- _Exercise input_

--------

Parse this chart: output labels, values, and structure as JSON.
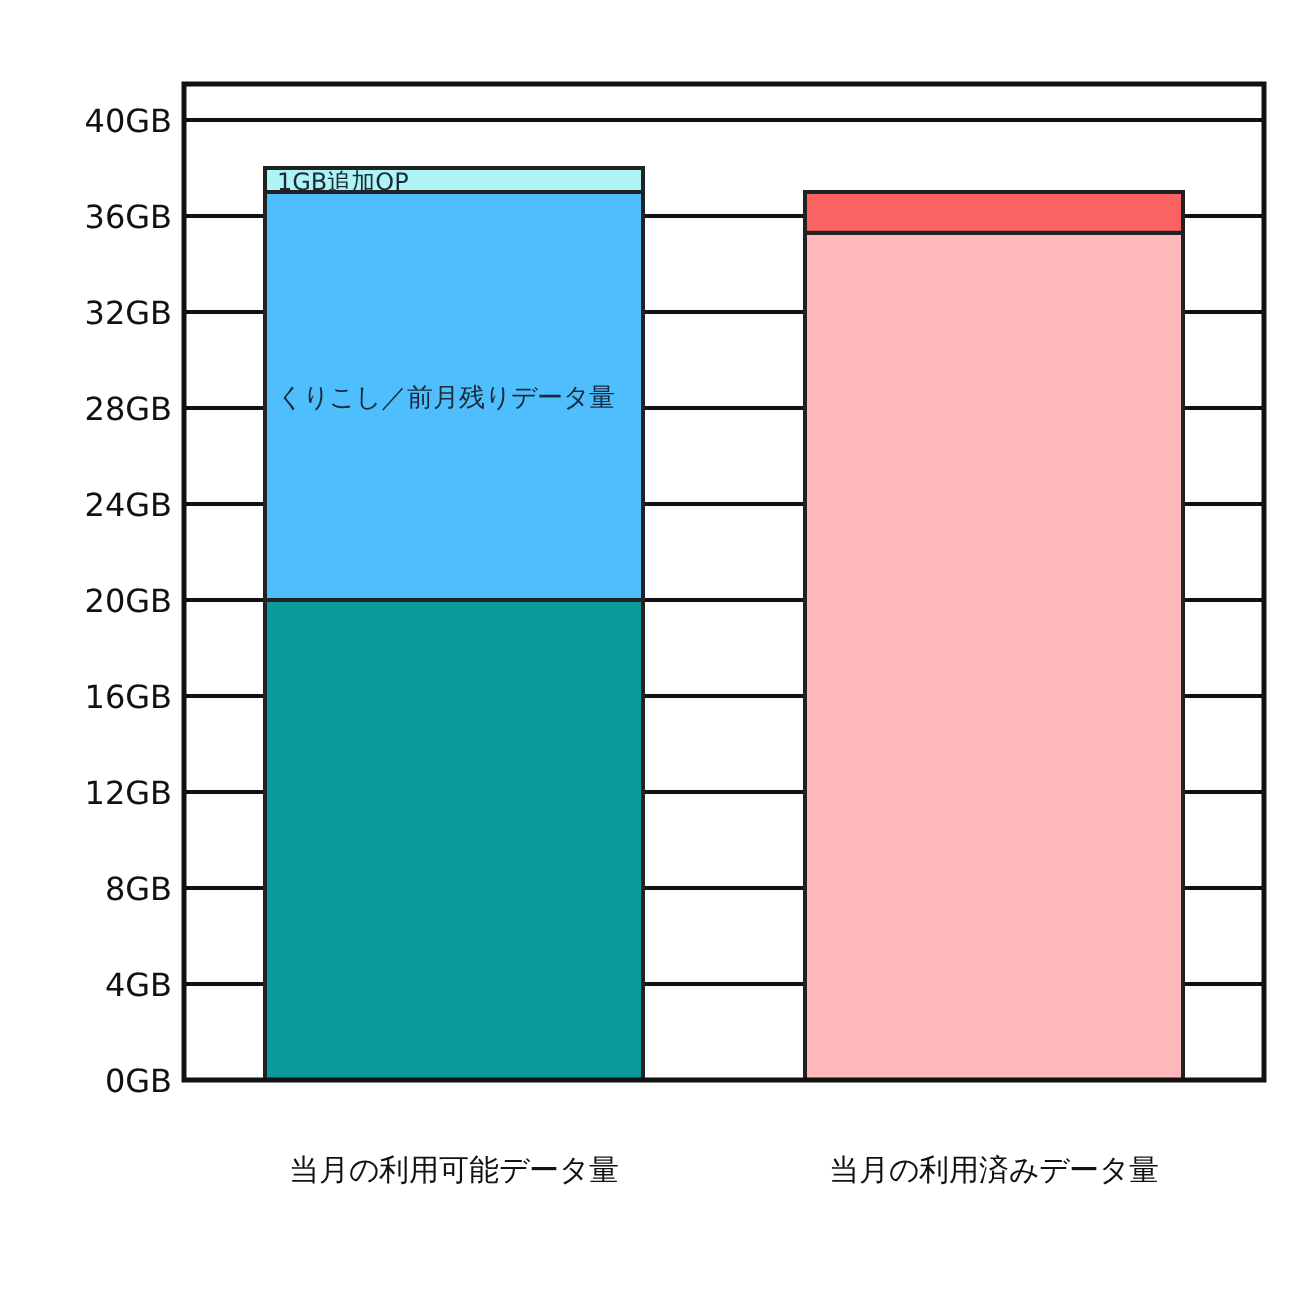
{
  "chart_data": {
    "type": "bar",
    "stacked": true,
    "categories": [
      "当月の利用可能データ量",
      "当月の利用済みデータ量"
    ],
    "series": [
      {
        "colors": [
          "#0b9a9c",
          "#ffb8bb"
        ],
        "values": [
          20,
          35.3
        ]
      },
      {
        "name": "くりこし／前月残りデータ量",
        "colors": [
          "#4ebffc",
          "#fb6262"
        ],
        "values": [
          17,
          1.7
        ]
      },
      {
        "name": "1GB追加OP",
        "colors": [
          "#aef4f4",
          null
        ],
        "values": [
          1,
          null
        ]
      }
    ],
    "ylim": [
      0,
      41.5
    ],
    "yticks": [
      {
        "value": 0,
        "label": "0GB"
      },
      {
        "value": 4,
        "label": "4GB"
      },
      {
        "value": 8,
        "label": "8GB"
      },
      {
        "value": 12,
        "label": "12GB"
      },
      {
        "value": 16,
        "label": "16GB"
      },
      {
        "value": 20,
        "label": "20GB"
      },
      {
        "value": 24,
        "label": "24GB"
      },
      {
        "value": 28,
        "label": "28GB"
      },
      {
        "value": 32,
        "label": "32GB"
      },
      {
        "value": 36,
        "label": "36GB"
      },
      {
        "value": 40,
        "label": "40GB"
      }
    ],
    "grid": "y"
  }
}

--------

- _Task details_
Retype each line of the listing above word for word. Exclude the pictures.

- _Expected output_
Parse this chart: output labels, values, and structure as JSON.
{
  "chart_data": {
    "type": "bar",
    "stacked": true,
    "categories": [
      "当月の利用可能データ量",
      "当月の利用済みデータ量"
    ],
    "series": [
      {
        "colors": [
          "#0b9a9c",
          "#ffb8bb"
        ],
        "values": [
          20,
          35.3
        ]
      },
      {
        "name": "くりこし／前月残りデータ量",
        "colors": [
          "#4ebffc",
          "#fb6262"
        ],
        "values": [
          17,
          1.7
        ]
      },
      {
        "name": "1GB追加OP",
        "colors": [
          "#aef4f4",
          null
        ],
        "values": [
          1,
          null
        ]
      }
    ],
    "ylim": [
      0,
      41.5
    ],
    "yticks": [
      {
        "value": 0,
        "label": "0GB"
      },
      {
        "value": 4,
        "label": "4GB"
      },
      {
        "value": 8,
        "label": "8GB"
      },
      {
        "value": 12,
        "label": "12GB"
      },
      {
        "value": 16,
        "label": "16GB"
      },
      {
        "value": 20,
        "label": "20GB"
      },
      {
        "value": 24,
        "label": "24GB"
      },
      {
        "value": 28,
        "label": "28GB"
      },
      {
        "value": 32,
        "label": "32GB"
      },
      {
        "value": 36,
        "label": "36GB"
      },
      {
        "value": 40,
        "label": "40GB"
      }
    ],
    "grid": "y"
  }
}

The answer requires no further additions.